Quote the whole listing word for word, please.

****

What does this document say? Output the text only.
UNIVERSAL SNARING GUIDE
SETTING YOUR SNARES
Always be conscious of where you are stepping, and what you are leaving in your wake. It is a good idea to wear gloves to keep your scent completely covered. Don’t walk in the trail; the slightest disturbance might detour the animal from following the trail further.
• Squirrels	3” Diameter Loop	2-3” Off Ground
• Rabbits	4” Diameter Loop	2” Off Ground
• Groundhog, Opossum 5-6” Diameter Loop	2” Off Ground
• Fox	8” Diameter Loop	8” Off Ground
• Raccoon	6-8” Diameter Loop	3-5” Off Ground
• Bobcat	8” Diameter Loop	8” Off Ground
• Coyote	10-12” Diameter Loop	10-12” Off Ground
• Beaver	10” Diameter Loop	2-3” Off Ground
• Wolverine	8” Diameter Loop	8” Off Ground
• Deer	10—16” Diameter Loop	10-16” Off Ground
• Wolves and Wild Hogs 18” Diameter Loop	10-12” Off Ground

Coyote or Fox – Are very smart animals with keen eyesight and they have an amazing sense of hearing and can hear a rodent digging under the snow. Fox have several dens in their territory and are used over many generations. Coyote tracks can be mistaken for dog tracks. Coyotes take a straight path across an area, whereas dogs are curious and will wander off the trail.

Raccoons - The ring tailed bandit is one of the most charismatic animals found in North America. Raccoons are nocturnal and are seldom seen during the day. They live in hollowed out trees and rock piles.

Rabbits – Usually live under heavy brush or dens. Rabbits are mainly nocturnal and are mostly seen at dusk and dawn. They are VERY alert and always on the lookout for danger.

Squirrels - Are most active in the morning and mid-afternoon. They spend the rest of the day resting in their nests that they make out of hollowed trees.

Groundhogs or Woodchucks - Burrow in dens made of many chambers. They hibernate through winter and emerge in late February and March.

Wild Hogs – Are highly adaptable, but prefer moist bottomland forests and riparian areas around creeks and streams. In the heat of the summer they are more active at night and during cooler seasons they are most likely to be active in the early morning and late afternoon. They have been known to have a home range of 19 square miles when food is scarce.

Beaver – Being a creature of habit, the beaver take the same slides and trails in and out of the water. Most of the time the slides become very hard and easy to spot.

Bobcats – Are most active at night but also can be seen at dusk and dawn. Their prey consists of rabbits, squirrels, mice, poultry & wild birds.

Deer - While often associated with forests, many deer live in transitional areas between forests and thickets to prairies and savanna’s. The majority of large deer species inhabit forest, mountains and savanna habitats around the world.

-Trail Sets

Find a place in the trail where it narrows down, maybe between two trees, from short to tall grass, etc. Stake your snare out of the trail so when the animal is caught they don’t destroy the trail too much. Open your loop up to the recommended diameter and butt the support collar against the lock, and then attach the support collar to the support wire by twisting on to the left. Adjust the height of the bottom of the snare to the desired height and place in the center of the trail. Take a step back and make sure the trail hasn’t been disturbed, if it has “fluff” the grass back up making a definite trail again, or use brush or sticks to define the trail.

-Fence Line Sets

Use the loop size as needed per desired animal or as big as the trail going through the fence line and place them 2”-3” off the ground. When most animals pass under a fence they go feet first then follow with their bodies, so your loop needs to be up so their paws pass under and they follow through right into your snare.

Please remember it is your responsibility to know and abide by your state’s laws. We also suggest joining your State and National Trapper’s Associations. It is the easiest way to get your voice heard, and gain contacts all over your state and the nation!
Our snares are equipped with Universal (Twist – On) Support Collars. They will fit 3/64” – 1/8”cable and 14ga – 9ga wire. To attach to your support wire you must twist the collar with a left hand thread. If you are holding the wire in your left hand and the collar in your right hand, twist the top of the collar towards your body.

****

Result of this task:
What does this document say? Output the text only.
UNIVERSAL SNARING GUIDE
SETTING YOUR SNARES
Always be conscious of where you are stepping, and what you are leaving in your wake. It is a good idea to wear gloves to keep your scent completely covered. Don’t walk in the trail; the slightest disturbance might detour the animal from following the trail further.
• Squirrels	3” Diameter Loop	2-3” Off Ground
• Rabbits	4” Diameter Loop	2” Off Ground
• Groundhog, Opossum 5-6” Diameter Loop	2” Off Ground
• Fox	8” Diameter Loop	8” Off Ground
• Raccoon	6-8” Diameter Loop	3-5” Off Ground
• Bobcat	8” Diameter Loop	8” Off Ground
• Coyote	10-12” Diameter Loop	10-12” Off Ground
• Beaver	10” Diameter Loop	2-3” Off Ground
• Wolverine	8” Diameter Loop	8” Off Ground
• Deer	10—16” Diameter Loop	10-16” Off Ground
• Wolves and Wild Hogs 18” Diameter Loop	10-12” Off Ground

Coyote or Fox – Are very smart animals with keen eyesight and they have an amazing sense of hearing and can hear a rodent digging under the snow. Fox have several dens in their territory and are used over many generations. Coyote tracks can be mistaken for dog tracks. Coyotes take a straight path across an area, whereas dogs are curious and will wander off the trail.

Raccoons - The ring tailed bandit is one of the most charismatic animals found in North America. Raccoons are nocturnal and are seldom seen during the day. They live in hollowed out trees and rock piles.

Rabbits – Usually live under heavy brush or dens. Rabbits are mainly nocturnal and are mostly seen at dusk and dawn. They are VERY alert and always on the lookout for danger.

Squirrels - Are most active in the morning and mid-afternoon. They spend the rest of the day resting in their nests that they make out of hollowed trees.

Groundhogs or Woodchucks - Burrow in dens made of many chambers. They hibernate through winter and emerge in late February and March.

Wild Hogs – Are highly adaptable, but prefer moist bottomland forests and riparian areas around creeks and streams. In the heat of the summer they are more active at night and during cooler seasons they are most likely to be active in the early morning and late afternoon. They have been known to have a home range of 19 square miles when food is scarce.

Beaver – Being a creature of habit, the beaver take the same slides and trails in and out of the water. Most of the time the slides become very hard and easy to spot.

Bobcats – Are most active at night but also can be seen at dusk and dawn. Their prey consists of rabbits, squirrels, mice, poultry & wild birds.

Deer - While often associated with forests, many deer live in transitional areas between forests and thickets to prairies and savanna’s. The majority of large deer species inhabit forest, mountains and savanna habitats around the world.

-Trail Sets

Find a place in the trail where it narrows down, maybe between two trees, from short to tall grass, etc. Stake your snare out of the trail so when the animal is caught they don’t destroy the trail too much. Open your loop up to the recommended diameter and butt the support collar against the lock, and then attach the support collar to the support wire by twisting on to the left. Adjust the height of the bottom of the snare to the desired height and place in the center of the trail. Take a step back and make sure the trail hasn’t been disturbed, if it has “fluff” the grass back up making a definite trail again, or use brush or sticks to define the trail.

-Fence Line Sets

Use the loop size as needed per desired animal or as big as the trail going through the fence line and place them 2”-3” off the ground. When most animals pass under a fence they go feet first then follow with their bodies, so your loop needs to be up so their paws pass under and they follow through right into your snare.

Please remember it is your responsibility to know and abide by your state’s laws. We also suggest joining your State and National Trapper’s Associations. It is the easiest way to get your voice heard, and gain contacts all over your state and the nation!
Our snares are equipped with Universal (Twist – On) Support Collars. They will fit 3/64” – 1/8”cable and 14ga – 9ga wire. To attach to your support wire you must twist the collar with a left hand thread. If you are holding the wire in your left hand and the collar in your right hand, twist the top of the collar towards your body.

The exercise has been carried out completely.